** BEGIN **
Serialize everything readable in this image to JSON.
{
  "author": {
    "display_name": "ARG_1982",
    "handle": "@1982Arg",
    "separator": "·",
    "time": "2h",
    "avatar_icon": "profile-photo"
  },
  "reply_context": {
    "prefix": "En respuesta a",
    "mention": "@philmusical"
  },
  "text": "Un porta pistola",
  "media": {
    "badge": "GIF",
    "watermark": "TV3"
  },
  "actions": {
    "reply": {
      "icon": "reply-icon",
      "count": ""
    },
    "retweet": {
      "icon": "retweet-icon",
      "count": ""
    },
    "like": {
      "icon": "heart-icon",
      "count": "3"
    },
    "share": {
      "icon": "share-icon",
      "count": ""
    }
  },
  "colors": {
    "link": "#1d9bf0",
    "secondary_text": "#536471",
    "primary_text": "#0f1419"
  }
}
** END **
** BEGIN **
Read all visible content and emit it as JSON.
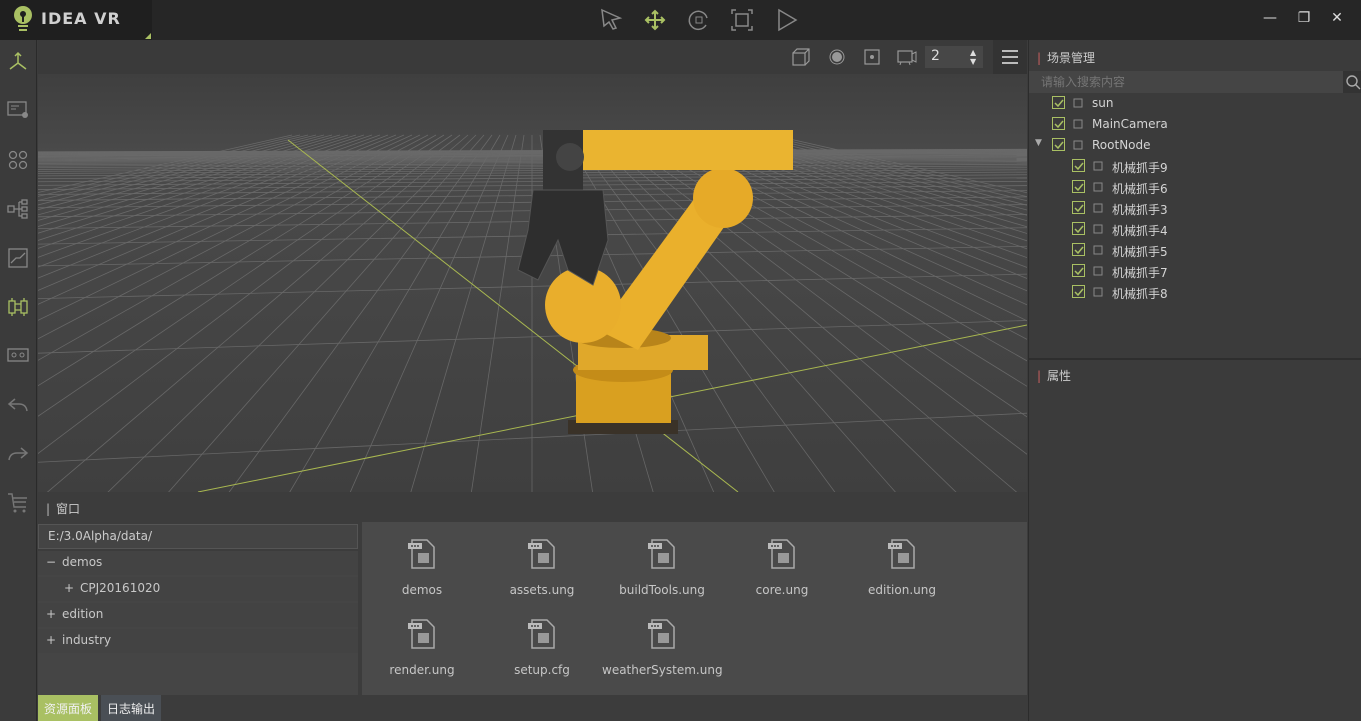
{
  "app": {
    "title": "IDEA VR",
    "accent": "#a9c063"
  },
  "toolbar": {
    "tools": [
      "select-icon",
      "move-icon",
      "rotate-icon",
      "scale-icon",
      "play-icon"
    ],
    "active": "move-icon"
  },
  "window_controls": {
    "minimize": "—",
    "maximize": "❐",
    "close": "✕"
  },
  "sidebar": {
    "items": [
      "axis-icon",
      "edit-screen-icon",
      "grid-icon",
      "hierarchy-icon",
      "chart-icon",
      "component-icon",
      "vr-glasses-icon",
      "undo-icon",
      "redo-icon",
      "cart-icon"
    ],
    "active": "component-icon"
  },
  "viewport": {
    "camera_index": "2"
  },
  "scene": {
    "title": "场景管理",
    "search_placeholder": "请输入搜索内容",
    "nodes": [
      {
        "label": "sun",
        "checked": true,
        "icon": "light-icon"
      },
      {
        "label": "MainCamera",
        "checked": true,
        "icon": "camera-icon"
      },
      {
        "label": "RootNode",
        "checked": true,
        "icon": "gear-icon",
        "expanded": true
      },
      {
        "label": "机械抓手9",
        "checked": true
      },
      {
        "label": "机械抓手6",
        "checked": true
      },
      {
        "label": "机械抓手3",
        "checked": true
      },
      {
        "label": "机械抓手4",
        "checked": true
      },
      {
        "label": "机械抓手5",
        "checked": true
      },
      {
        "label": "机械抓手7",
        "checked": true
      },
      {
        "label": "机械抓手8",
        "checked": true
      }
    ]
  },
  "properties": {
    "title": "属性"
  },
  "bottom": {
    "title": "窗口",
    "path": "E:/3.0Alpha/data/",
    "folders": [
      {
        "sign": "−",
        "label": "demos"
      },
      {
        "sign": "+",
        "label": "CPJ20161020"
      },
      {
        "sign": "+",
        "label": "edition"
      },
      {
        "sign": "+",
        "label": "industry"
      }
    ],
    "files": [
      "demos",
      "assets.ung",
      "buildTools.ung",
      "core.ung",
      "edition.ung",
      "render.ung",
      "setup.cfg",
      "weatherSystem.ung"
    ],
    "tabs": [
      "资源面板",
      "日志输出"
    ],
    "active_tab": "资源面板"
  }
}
** END **
Set problem
Extract every line containing the string "component" from the material.

Complete output
      "component-icon",
    "active": "component-icon"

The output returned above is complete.